#### EXERCISE INSTRUCTIONS
Your task is to repeat the listing exactly.
────────────────
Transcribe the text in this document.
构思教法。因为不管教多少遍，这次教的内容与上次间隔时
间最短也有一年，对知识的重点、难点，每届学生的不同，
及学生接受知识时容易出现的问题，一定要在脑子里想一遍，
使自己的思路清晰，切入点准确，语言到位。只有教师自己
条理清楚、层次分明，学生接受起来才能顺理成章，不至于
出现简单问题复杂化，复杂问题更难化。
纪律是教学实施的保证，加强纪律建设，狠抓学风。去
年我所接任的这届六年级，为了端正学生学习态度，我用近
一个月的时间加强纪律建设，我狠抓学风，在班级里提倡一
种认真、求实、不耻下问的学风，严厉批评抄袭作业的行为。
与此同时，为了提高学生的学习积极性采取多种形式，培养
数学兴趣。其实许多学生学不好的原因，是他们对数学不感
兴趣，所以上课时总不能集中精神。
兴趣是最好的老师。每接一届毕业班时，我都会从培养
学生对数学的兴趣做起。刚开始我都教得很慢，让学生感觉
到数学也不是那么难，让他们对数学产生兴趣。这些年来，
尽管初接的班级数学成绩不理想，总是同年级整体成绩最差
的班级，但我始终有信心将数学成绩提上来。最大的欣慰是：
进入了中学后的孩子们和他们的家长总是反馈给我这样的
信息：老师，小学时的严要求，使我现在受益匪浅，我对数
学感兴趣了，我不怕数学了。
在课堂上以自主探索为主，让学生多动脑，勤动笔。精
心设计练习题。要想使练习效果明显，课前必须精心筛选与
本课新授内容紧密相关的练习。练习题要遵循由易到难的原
────────────────
#### EXERCISE RESPONSE
Transcribe the text in this document.
构思教法。因为不管教多少遍，这次教的内容与上次间隔时
间最短也有一年，对知识的重点、难点，每届学生的不同，
及学生接受知识时容易出现的问题，一定要在脑子里想一遍，
使自己的思路清晰，切入点准确，语言到位。只有教师自己
条理清楚、层次分明，学生接受起来才能顺理成章，不至于
出现简单问题复杂化，复杂问题更难化。
纪律是教学实施的保证，加强纪律建设，狠抓学风。去
年我所接任的这届六年级，为了端正学生学习态度，我用近
一个月的时间加强纪律建设，我狠抓学风，在班级里提倡一
种认真、求实、不耻下问的学风，严厉批评抄袭作业的行为。
与此同时，为了提高学生的学习积极性采取多种形式，培养
数学兴趣。其实许多学生学不好的原因，是他们对数学不感
兴趣，所以上课时总不能集中精神。
兴趣是最好的老师。每接一届毕业班时，我都会从培养
学生对数学的兴趣做起。刚开始我都教得很慢，让学生感觉
到数学也不是那么难，让他们对数学产生兴趣。这些年来，
尽管初接的班级数学成绩不理想，总是同年级整体成绩最差
的班级，但我始终有信心将数学成绩提上来。最大的欣慰是：
进入了中学后的孩子们和他们的家长总是反馈给我这样的
信息：老师，小学时的严要求，使我现在受益匪浅，我对数
学感兴趣了，我不怕数学了。
在课堂上以自主探索为主，让学生多动脑，勤动笔。精
心设计练习题。要想使练习效果明显，课前必须精心筛选与
本课新授内容紧密相关的练习。练习题要遵循由易到难的原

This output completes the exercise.